• _Exercise details_: Present the following entries again, word for word and in full.

• _Source material_:
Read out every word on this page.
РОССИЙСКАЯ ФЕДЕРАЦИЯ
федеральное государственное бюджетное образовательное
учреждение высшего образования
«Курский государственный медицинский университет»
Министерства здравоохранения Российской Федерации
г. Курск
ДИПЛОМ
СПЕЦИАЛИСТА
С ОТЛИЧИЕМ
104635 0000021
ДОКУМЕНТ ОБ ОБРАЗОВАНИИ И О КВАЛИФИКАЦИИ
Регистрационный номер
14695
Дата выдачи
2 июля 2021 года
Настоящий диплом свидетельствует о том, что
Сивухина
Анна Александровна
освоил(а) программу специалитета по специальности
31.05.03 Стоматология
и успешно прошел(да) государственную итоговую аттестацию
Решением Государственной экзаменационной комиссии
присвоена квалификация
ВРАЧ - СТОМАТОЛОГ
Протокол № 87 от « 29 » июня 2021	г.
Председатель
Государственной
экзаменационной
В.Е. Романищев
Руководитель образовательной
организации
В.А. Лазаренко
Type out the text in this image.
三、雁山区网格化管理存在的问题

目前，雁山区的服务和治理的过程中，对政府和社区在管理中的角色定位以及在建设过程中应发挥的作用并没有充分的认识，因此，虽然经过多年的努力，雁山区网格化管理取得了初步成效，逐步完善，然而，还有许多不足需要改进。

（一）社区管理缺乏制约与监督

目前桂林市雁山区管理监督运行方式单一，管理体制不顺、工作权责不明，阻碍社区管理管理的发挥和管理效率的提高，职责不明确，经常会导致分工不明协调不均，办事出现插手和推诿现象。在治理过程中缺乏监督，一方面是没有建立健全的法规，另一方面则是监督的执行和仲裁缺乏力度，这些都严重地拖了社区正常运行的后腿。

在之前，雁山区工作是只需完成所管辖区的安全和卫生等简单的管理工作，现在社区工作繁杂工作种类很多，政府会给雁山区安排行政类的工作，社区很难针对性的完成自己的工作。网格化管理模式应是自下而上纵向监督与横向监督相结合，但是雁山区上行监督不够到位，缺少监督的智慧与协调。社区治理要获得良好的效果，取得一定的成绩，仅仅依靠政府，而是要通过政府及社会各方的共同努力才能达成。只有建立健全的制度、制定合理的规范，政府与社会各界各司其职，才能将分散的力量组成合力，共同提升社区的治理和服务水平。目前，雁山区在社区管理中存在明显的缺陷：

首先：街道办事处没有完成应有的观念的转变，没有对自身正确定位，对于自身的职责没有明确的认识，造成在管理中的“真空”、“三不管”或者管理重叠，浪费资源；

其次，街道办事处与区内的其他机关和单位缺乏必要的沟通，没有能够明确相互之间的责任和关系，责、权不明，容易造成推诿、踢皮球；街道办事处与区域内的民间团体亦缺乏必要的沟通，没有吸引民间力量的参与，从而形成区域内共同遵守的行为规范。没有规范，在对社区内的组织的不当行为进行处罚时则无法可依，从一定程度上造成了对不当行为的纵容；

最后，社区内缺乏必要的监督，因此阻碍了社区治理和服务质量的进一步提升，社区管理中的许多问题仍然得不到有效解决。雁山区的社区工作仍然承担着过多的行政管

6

• _Exercise result_:
Read out every word on this page.
РОССИЙСКАЯ ФЕДЕРАЦИЯ
федеральное государственное бюджетное образовательное
учреждение высшего образования
«Курский государственный медицинский университет»
Министерства здравоохранения Российской Федерации
г. Курск
ДИПЛОМ
СПЕЦИАЛИСТА
С ОТЛИЧИЕМ
104635 0000021
ДОКУМЕНТ ОБ ОБРАЗОВАНИИ И О КВАЛИФИКАЦИИ
Регистрационный номер
14695
Дата выдачи
2 июля 2021 года
Настоящий диплом свидетельствует о том, что
Сивухина
Анна Александровна
освоил(а) программу специалитета по специальности
31.05.03 Стоматология
и успешно прошел(да) государственную итоговую аттестацию
Решением Государственной экзаменационной комиссии
присвоена квалификация
ВРАЧ - СТОМАТОЛОГ
Протокол № 87 от « 29 » июня 2021	г.
Председатель
Государственной
экзаменационной
В.Е. Романищев
Руководитель образовательной
организации
В.А. Лазаренко
Type out the text in this image.
三、雁山区网格化管理存在的问题

目前，雁山区的服务和治理的过程中，对政府和社区在管理中的角色定位以及在建设过程中应发挥的作用并没有充分的认识，因此，虽然经过多年的努力，雁山区网格化管理取得了初步成效，逐步完善，然而，还有许多不足需要改进。

（一）社区管理缺乏制约与监督

目前桂林市雁山区管理监督运行方式单一，管理体制不顺、工作权责不明，阻碍社区管理管理的发挥和管理效率的提高，职责不明确，经常会导致分工不明协调不均，办事出现插手和推诿现象。在治理过程中缺乏监督，一方面是没有建立健全的法规，另一方面则是监督的执行和仲裁缺乏力度，这些都严重地拖了社区正常运行的后腿。

在之前，雁山区工作是只需完成所管辖区的安全和卫生等简单的管理工作，现在社区工作繁杂工作种类很多，政府会给雁山区安排行政类的工作，社区很难针对性的完成自己的工作。网格化管理模式应是自下而上纵向监督与横向监督相结合，但是雁山区上行监督不够到位，缺少监督的智慧与协调。社区治理要获得良好的效果，取得一定的成绩，仅仅依靠政府，而是要通过政府及社会各方的共同努力才能达成。只有建立健全的制度、制定合理的规范，政府与社会各界各司其职，才能将分散的力量组成合力，共同提升社区的治理和服务水平。目前，雁山区在社区管理中存在明显的缺陷：

首先：街道办事处没有完成应有的观念的转变，没有对自身正确定位，对于自身的职责没有明确的认识，造成在管理中的“真空”、“三不管”或者管理重叠，浪费资源；

其次，街道办事处与区内的其他机关和单位缺乏必要的沟通，没有能够明确相互之间的责任和关系，责、权不明，容易造成推诿、踢皮球；街道办事处与区域内的民间团体亦缺乏必要的沟通，没有吸引民间力量的参与，从而形成区域内共同遵守的行为规范。没有规范，在对社区内的组织的不当行为进行处罚时则无法可依，从一定程度上造成了对不当行为的纵容；

最后，社区内缺乏必要的监督，因此阻碍了社区治理和服务质量的进一步提升，社区管理中的许多问题仍然得不到有效解决。雁山区的社区工作仍然承担着过多的行政管

6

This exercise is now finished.